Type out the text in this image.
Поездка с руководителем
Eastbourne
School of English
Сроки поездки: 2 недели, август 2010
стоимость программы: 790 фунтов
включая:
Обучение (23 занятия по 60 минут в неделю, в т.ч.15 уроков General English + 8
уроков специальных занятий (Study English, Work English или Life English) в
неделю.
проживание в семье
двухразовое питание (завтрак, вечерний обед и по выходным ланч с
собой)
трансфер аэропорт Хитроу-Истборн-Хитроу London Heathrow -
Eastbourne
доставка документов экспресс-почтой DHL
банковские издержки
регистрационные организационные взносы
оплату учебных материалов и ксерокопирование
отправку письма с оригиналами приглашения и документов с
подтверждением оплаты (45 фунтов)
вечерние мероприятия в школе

==============================

◆ REQUIRED TASK: Where a line in the material contains "неделю", copy that line.

◆ COMPLETE OUTPUT:
Обучение (23 занятия по 60 минут в неделю, в т.ч.15 уроков General English + 8
неделю.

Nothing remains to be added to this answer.